(REQUIREMENTS) Below is a block of records. Copy every line in it that contains the word "como".

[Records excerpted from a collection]

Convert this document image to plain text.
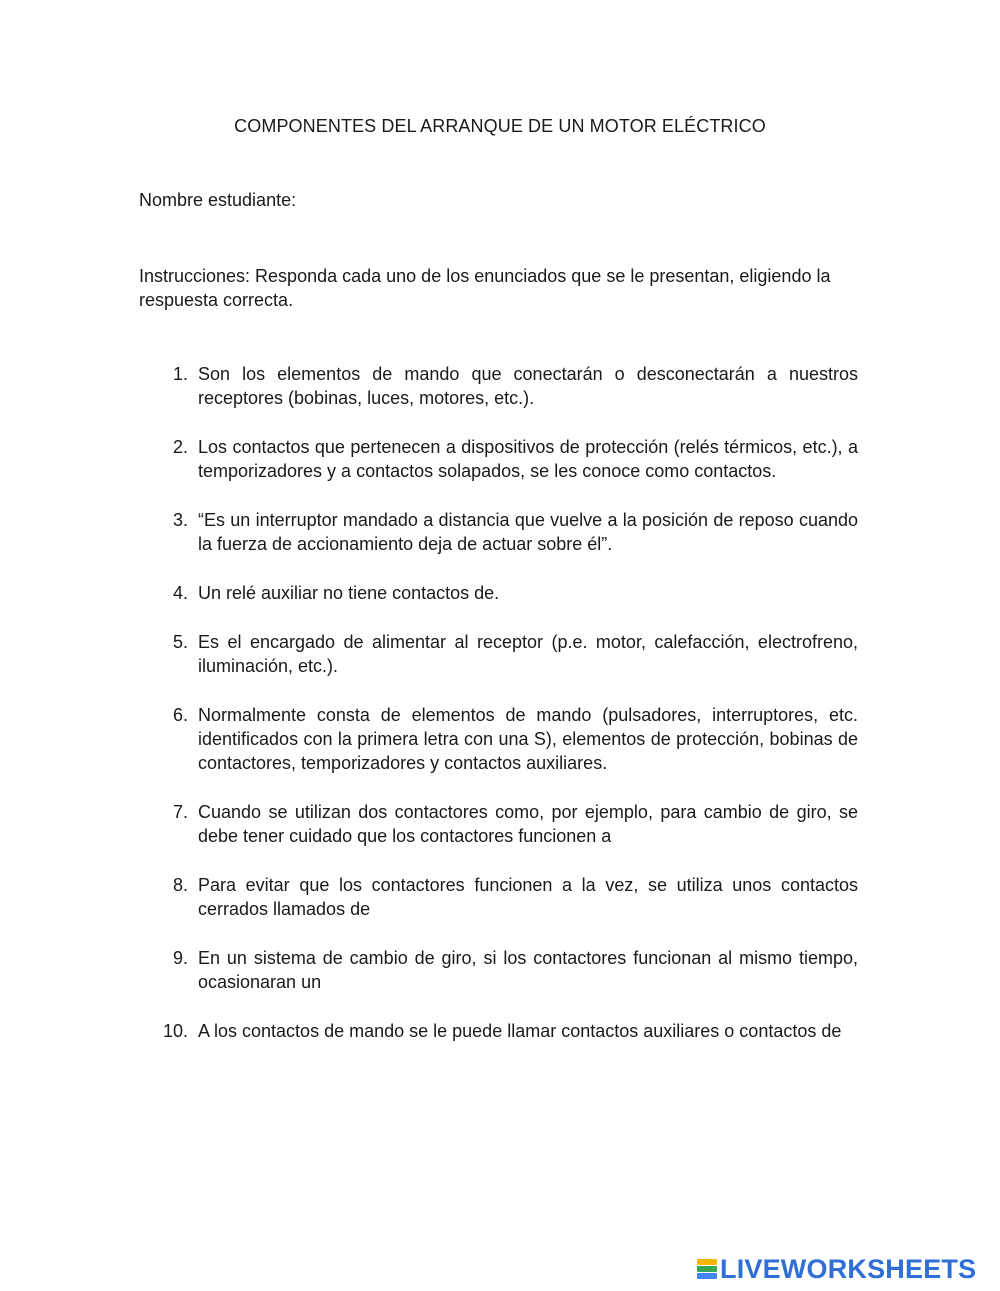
COMPONENTES DEL ARRANQUE DE UN MOTOR ELÉCTRICO
Nombre estudiante:
Instrucciones: Responda cada uno de los enunciados que se le presentan, eligiendo la respuesta correcta.
1. Son los elementos de mando que conectarán o desconectarán a nuestros receptores (bobinas, luces, motores, etc.).
2. Los contactos que pertenecen a dispositivos de protección (relés térmicos, etc.), a temporizadores y a contactos solapados, se les conoce como contactos.
3. “Es un interruptor mandado a distancia que vuelve a la posición de reposo cuando la fuerza de accionamiento deja de actuar sobre él”.
4. Un relé auxiliar no tiene contactos de.
5. Es el encargado de alimentar al receptor (p.e. motor, calefacción, electrofreno, iluminación, etc.).
6. Normalmente consta de elementos de mando (pulsadores, interruptores, etc. identificados con la primera letra con una S), elementos de protección, bobinas de contactores, temporizadores y contactos auxiliares.
7. Cuando se utilizan dos contactores como, por ejemplo, para cambio de giro, se debe tener cuidado que los contactores funcionen a
8. Para evitar que los contactores funcionen a la vez, se utiliza unos contactos cerrados llamados de
9. En un sistema de cambio de giro, si los contactores funcionan al mismo tiempo, ocasionaran un
10. A los contactos de mando se le puede llamar contactos auxiliares o contactos de
LIVEWORKSHEETS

(OUTPUT OF THE EXERCISE)
2. Los contactos que pertenecen a dispositivos de protección (relés térmicos, etc.), a temporizadores y a contactos solapados, se les conoce como contactos.
7. Cuando se utilizan dos contactores como, por ejemplo, para cambio de giro, se debe tener cuidado que los contactores funcionen a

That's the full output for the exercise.